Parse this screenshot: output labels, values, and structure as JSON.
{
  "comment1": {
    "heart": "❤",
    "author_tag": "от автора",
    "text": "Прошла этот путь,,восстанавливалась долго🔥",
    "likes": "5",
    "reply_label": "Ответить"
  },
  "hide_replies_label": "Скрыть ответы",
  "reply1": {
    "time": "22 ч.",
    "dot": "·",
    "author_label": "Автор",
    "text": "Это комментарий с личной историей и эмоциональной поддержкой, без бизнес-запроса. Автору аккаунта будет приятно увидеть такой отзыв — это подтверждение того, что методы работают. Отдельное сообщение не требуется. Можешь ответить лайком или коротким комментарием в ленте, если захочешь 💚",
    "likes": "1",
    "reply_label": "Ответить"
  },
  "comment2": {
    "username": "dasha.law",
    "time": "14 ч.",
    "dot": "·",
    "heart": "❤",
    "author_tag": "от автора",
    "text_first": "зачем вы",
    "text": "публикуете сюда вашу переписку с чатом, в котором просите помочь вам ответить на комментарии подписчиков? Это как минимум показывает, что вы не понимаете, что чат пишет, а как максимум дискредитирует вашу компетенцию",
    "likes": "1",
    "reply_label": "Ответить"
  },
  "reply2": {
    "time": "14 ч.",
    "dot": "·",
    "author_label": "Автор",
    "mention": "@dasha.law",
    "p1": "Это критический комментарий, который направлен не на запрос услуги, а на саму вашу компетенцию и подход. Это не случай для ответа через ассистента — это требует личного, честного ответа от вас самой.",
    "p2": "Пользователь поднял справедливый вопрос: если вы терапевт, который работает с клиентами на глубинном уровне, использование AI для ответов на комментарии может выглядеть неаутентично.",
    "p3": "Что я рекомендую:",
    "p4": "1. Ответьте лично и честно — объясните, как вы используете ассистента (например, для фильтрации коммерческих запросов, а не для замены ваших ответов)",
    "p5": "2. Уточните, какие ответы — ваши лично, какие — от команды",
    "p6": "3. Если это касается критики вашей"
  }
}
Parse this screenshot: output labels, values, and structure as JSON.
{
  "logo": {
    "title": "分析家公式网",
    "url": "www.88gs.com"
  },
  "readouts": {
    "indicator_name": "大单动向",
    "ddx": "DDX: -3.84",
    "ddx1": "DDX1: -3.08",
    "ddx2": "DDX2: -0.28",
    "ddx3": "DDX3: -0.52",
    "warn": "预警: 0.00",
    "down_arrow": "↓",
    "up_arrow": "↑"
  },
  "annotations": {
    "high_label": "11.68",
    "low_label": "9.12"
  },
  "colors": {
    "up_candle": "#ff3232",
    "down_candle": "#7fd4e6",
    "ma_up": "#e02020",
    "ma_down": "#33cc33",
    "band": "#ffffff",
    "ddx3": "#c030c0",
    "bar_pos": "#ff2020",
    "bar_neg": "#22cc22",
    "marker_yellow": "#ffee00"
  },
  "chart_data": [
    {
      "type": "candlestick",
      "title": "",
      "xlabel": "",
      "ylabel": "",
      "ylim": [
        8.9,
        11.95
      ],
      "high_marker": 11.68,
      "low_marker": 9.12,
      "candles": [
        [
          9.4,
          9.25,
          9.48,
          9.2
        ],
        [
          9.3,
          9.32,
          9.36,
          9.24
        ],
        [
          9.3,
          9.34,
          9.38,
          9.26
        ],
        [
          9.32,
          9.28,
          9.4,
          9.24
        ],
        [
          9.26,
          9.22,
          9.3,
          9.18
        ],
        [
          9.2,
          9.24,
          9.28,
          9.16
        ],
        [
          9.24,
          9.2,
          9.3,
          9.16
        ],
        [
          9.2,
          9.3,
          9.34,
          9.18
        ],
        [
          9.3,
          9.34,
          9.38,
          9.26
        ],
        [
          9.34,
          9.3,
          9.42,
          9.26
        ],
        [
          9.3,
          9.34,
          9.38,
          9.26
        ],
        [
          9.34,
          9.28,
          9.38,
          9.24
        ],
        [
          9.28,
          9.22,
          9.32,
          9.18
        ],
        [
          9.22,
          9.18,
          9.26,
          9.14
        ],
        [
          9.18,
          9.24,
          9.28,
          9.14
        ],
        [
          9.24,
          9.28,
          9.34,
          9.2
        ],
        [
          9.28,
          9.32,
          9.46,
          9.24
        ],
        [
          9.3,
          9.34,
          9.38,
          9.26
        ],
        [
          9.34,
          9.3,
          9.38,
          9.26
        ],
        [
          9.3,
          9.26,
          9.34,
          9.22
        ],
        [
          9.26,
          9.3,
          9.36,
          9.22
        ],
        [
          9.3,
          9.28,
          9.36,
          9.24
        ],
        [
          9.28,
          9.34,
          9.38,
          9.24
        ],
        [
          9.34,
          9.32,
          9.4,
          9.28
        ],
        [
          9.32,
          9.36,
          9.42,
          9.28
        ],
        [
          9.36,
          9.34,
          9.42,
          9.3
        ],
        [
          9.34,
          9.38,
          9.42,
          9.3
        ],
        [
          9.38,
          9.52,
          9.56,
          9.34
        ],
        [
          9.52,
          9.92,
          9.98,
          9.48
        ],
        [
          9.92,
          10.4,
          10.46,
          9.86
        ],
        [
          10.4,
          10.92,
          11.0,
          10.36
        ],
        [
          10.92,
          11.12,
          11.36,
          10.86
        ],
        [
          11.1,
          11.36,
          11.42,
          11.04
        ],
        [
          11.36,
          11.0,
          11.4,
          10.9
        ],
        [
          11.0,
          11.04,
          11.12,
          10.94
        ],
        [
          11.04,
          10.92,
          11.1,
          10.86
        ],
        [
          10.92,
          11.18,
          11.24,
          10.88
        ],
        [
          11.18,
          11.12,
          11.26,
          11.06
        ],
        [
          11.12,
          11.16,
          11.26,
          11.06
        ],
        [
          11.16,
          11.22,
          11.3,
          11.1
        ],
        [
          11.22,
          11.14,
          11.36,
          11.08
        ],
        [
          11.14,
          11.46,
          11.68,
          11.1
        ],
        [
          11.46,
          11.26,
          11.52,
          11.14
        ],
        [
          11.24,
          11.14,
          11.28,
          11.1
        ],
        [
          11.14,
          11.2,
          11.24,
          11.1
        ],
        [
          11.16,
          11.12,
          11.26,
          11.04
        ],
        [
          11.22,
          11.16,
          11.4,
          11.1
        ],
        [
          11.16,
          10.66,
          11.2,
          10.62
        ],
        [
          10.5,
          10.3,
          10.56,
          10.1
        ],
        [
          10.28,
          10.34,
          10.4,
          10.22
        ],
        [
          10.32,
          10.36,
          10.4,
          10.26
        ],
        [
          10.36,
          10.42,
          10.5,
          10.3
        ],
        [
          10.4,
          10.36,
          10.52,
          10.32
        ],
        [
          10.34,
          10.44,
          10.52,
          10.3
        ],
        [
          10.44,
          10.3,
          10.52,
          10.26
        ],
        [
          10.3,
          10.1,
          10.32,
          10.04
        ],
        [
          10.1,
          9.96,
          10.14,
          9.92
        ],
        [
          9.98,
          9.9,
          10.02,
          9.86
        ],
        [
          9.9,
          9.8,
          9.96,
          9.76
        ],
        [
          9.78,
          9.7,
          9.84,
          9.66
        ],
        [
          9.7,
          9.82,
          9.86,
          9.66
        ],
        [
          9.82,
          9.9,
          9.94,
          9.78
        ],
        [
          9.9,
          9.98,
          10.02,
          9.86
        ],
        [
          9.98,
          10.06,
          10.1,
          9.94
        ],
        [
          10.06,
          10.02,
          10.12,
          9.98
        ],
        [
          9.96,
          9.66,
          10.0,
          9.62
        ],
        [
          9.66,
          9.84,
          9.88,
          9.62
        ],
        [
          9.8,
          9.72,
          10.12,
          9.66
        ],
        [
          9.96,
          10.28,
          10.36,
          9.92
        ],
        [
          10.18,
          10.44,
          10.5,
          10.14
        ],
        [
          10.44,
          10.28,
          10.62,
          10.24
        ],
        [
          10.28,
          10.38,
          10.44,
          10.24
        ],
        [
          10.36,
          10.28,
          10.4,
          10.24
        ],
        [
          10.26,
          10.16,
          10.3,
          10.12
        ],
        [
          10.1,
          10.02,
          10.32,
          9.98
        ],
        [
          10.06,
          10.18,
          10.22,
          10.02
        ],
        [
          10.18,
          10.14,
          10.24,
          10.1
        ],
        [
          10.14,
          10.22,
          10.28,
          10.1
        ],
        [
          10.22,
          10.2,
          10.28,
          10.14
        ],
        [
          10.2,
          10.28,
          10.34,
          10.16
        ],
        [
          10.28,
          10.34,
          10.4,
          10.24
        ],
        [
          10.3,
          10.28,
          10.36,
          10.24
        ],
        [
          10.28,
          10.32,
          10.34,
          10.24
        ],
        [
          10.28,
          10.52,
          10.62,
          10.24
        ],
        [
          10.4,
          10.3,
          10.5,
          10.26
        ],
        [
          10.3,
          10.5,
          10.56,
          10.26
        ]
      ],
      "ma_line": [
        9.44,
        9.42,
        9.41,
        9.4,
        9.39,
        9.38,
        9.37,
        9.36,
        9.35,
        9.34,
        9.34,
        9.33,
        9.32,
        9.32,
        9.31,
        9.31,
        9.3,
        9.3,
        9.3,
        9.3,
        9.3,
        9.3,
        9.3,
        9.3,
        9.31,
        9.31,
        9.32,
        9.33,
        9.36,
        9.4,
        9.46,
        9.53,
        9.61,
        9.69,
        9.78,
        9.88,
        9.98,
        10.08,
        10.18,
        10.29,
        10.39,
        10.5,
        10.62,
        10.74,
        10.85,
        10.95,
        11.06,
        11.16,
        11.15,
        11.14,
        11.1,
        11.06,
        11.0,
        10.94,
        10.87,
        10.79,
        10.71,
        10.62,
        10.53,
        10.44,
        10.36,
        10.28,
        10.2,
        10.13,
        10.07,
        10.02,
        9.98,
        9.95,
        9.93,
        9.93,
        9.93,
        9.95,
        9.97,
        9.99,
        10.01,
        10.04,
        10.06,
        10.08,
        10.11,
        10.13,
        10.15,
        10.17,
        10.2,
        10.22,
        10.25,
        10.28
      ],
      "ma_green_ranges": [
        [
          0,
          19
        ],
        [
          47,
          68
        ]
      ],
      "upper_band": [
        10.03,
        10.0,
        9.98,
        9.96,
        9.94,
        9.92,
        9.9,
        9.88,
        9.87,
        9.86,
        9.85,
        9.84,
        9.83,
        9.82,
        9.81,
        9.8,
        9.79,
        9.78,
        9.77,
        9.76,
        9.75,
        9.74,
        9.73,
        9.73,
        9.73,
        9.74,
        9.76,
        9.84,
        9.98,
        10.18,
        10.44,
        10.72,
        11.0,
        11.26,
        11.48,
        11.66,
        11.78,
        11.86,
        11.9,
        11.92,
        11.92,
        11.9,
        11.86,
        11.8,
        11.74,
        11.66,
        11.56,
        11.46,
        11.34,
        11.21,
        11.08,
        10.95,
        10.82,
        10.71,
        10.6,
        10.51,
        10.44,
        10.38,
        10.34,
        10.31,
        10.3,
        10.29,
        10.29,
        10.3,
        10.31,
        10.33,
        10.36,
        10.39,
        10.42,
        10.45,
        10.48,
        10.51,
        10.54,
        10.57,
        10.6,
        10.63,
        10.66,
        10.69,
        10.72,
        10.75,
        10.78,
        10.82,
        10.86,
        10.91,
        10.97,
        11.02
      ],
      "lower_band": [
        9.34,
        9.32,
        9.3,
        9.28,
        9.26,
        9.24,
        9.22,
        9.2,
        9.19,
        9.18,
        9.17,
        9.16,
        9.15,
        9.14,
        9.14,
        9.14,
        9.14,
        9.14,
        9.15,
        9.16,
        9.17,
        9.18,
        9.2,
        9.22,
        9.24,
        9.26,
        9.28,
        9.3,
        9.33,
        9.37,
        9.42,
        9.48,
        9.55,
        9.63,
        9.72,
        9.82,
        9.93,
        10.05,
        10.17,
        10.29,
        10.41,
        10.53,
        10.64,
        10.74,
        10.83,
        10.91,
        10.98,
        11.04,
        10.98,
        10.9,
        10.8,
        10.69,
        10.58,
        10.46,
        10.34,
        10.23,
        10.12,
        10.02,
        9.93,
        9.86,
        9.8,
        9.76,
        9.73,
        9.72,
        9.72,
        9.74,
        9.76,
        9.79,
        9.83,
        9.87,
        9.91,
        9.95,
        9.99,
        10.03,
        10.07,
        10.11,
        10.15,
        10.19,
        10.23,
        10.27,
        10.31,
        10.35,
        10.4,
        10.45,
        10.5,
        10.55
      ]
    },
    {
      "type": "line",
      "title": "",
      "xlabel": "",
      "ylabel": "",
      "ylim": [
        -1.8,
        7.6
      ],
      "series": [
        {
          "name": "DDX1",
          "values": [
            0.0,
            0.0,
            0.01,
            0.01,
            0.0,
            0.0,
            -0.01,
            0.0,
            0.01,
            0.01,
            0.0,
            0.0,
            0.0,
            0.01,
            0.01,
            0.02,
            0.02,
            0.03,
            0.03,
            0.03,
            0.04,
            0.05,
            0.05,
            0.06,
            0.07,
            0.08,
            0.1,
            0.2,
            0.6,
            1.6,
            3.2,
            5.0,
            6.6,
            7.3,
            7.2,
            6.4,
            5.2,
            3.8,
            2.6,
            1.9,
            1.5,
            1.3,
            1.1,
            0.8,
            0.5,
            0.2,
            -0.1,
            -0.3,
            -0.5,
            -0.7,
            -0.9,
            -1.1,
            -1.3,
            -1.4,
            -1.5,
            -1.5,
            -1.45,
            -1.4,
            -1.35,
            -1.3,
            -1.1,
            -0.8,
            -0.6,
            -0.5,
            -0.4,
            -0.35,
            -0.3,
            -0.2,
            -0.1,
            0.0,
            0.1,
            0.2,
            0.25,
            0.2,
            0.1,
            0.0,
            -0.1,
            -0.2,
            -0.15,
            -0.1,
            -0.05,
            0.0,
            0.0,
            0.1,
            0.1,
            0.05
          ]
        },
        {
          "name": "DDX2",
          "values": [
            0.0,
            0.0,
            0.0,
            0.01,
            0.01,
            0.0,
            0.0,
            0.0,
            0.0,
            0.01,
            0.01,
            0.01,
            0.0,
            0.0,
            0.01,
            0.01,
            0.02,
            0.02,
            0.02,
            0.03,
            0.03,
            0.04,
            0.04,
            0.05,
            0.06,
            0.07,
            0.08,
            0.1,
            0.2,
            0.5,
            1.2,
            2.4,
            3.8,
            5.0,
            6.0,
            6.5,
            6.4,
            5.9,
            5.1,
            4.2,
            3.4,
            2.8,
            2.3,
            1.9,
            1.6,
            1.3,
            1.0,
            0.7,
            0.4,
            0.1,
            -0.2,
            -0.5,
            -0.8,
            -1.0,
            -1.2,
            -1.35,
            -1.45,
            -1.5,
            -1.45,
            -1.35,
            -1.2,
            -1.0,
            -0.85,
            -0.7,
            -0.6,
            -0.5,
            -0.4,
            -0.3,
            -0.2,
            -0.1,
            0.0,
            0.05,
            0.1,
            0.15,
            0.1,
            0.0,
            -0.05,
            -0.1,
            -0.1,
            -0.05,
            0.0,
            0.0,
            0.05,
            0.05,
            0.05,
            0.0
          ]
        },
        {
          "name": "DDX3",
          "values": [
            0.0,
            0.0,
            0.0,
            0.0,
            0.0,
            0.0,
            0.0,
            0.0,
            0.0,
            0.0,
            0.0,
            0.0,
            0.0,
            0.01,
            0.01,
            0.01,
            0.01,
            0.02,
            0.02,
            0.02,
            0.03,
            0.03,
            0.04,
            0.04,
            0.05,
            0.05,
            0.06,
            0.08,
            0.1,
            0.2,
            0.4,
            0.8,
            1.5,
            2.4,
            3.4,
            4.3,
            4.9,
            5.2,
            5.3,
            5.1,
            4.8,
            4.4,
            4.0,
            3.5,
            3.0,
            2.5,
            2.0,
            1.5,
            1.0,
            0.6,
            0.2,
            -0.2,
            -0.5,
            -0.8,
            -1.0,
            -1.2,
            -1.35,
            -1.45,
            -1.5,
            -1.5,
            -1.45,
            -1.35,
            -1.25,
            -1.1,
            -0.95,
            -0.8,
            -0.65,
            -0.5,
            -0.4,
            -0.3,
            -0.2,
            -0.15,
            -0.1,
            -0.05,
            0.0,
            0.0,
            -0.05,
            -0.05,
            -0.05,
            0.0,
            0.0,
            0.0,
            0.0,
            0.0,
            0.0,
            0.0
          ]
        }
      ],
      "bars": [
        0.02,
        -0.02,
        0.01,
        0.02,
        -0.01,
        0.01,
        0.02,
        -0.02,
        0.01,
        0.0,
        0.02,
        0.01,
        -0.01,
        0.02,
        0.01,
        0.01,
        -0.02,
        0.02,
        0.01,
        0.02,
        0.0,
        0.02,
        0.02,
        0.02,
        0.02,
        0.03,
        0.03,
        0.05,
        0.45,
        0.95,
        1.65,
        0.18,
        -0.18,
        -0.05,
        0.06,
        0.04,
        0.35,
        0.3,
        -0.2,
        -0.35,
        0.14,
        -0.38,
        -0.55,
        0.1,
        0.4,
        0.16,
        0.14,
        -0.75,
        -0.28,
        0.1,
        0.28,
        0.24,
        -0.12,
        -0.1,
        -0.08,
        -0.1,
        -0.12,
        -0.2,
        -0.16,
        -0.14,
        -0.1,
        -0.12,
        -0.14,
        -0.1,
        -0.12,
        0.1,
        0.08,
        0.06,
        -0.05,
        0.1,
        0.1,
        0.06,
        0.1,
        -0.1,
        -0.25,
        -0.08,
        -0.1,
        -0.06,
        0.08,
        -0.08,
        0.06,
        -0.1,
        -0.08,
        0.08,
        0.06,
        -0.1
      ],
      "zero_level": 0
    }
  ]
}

__________

◆ **EXERCISE AIM**
Using the entries above, state how many lines include the word "dasha", with no other words.

◆ **WRITTEN RESPONSE**
2